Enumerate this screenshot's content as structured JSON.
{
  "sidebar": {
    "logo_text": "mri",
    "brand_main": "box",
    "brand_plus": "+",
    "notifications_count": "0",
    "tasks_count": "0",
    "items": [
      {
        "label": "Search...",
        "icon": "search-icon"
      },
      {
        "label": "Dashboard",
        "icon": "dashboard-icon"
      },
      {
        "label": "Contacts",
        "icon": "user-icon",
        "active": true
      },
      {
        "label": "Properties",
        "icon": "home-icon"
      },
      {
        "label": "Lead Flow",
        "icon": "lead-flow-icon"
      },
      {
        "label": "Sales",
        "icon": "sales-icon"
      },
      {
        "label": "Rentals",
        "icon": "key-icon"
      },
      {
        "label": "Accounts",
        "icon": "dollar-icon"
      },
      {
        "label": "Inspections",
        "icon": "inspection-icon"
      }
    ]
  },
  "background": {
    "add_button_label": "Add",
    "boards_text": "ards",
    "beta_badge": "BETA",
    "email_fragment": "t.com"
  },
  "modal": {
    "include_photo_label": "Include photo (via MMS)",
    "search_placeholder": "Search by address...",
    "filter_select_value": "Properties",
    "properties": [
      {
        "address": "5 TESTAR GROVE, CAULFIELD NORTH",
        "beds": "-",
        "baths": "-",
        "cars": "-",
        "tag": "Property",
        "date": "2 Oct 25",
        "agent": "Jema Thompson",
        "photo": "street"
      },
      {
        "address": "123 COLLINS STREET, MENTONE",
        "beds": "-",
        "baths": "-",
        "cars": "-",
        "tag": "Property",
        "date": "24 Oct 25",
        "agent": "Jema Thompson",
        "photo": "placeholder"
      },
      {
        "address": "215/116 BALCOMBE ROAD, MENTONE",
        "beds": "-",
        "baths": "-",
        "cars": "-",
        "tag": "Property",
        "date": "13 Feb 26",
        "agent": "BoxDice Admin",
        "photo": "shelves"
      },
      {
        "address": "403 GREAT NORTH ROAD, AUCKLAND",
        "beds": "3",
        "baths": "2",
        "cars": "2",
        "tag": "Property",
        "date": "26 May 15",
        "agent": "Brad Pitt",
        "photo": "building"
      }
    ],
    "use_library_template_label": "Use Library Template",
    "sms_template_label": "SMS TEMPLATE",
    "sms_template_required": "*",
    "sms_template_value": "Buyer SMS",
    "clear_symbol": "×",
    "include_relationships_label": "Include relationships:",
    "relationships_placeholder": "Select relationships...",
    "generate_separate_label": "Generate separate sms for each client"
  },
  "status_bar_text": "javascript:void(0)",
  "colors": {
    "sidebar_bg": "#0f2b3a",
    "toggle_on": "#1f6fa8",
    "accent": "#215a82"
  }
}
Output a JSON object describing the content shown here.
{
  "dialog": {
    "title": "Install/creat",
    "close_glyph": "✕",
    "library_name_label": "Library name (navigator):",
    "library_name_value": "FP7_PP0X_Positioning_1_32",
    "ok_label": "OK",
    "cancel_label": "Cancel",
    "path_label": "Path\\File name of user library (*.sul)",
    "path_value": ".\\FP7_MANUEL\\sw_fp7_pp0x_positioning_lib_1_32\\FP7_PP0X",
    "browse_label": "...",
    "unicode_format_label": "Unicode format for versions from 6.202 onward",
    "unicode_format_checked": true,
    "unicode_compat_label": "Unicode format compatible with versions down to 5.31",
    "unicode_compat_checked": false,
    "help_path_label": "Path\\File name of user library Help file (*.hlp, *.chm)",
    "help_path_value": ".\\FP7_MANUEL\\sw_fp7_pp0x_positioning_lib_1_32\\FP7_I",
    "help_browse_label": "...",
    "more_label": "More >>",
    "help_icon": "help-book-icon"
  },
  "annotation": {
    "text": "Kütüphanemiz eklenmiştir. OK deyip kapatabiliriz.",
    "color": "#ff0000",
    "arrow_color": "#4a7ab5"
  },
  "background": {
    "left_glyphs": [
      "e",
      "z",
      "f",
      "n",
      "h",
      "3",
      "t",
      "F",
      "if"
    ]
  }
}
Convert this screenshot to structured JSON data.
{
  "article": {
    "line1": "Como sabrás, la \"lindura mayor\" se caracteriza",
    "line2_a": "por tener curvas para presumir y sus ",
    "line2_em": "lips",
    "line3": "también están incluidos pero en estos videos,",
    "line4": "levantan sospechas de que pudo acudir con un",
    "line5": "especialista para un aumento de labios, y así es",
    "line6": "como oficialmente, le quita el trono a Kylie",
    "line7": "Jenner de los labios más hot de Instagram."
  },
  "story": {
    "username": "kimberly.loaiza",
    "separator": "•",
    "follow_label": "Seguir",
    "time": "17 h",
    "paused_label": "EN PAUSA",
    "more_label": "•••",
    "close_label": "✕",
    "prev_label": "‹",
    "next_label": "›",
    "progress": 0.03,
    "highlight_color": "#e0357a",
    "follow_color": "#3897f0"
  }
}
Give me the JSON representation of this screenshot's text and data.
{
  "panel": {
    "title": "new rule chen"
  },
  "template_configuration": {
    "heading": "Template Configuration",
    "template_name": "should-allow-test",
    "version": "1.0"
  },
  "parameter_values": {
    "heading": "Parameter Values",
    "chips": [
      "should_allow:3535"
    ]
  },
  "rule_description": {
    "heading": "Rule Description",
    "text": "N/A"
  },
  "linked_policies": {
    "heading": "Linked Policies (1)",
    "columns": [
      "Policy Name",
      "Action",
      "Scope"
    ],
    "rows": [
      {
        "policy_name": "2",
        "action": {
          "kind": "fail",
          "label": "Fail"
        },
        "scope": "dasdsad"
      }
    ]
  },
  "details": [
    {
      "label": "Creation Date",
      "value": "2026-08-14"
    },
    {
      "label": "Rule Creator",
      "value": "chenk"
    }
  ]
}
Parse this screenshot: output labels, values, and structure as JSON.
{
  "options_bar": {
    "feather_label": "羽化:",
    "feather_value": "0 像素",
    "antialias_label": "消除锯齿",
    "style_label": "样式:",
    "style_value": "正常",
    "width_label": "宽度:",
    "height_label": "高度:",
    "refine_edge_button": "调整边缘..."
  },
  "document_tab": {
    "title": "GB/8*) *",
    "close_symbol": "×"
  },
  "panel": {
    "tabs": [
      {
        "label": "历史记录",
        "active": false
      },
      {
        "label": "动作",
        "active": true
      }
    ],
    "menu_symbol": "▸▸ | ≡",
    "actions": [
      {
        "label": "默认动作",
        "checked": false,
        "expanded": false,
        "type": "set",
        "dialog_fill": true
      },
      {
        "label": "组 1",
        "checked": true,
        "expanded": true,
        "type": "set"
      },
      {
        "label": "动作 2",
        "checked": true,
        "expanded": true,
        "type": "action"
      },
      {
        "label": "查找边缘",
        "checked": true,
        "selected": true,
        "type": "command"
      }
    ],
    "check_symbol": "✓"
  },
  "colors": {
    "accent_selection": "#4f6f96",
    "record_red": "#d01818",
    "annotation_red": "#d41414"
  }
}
------------------------------
## WHAT IS EXPECTED
Pull every line holding "type" out of the records.

## RESULT
        "type": "set",
        "type": "set"
        "type": "action"
        "type": "command"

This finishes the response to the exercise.